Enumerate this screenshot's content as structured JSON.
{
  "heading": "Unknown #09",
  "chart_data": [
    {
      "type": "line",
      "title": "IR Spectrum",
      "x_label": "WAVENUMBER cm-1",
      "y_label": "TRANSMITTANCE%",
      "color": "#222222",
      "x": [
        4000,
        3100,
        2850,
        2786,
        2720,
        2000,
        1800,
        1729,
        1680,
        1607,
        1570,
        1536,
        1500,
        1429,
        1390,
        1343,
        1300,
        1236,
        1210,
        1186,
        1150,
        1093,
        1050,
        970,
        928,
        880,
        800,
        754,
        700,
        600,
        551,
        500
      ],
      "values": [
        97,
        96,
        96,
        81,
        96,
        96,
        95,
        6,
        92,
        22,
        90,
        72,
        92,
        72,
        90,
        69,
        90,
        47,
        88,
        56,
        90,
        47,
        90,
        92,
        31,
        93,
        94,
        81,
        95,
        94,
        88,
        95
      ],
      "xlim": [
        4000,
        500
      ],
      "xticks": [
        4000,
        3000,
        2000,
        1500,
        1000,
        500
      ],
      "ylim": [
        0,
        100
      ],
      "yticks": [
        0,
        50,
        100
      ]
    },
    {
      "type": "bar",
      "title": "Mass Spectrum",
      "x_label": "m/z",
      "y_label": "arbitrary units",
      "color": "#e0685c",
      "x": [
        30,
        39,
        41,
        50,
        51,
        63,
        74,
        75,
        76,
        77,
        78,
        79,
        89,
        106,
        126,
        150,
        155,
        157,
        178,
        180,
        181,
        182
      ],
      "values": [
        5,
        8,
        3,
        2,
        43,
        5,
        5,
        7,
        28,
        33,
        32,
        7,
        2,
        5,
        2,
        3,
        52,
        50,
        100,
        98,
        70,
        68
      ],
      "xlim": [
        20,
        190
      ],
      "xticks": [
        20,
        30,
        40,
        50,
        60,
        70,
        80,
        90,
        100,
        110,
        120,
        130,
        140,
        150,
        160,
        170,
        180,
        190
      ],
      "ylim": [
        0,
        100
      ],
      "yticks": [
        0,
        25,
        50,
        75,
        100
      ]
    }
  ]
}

┄┄┄┄┄┄

» Task objective
Write out the complete set of records exactly as given.

» Answer
Enumerate this screenshot's content as structured JSON.
{
  "heading": "Unknown #09",
  "chart_data": [
    {
      "type": "line",
      "title": "IR Spectrum",
      "x_label": "WAVENUMBER cm-1",
      "y_label": "TRANSMITTANCE%",
      "color": "#222222",
      "x": [
        4000,
        3100,
        2850,
        2786,
        2720,
        2000,
        1800,
        1729,
        1680,
        1607,
        1570,
        1536,
        1500,
        1429,
        1390,
        1343,
        1300,
        1236,
        1210,
        1186,
        1150,
        1093,
        1050,
        970,
        928,
        880,
        800,
        754,
        700,
        600,
        551,
        500
      ],
      "values": [
        97,
        96,
        96,
        81,
        96,
        96,
        95,
        6,
        92,
        22,
        90,
        72,
        92,
        72,
        90,
        69,
        90,
        47,
        88,
        56,
        90,
        47,
        90,
        92,
        31,
        93,
        94,
        81,
        95,
        94,
        88,
        95
      ],
      "xlim": [
        4000,
        500
      ],
      "xticks": [
        4000,
        3000,
        2000,
        1500,
        1000,
        500
      ],
      "ylim": [
        0,
        100
      ],
      "yticks": [
        0,
        50,
        100
      ]
    },
    {
      "type": "bar",
      "title": "Mass Spectrum",
      "x_label": "m/z",
      "y_label": "arbitrary units",
      "color": "#e0685c",
      "x": [
        30,
        39,
        41,
        50,
        51,
        63,
        74,
        75,
        76,
        77,
        78,
        79,
        89,
        106,
        126,
        150,
        155,
        157,
        178,
        180,
        181,
        182
      ],
      "values": [
        5,
        8,
        3,
        2,
        43,
        5,
        5,
        7,
        28,
        33,
        32,
        7,
        2,
        5,
        2,
        3,
        52,
        50,
        100,
        98,
        70,
        68
      ],
      "xlim": [
        20,
        190
      ],
      "xticks": [
        20,
        30,
        40,
        50,
        60,
        70,
        80,
        90,
        100,
        110,
        120,
        130,
        140,
        150,
        160,
        170,
        180,
        190
      ],
      "ylim": [
        0,
        100
      ],
      "yticks": [
        0,
        25,
        50,
        75,
        100
      ]
    }
  ]
}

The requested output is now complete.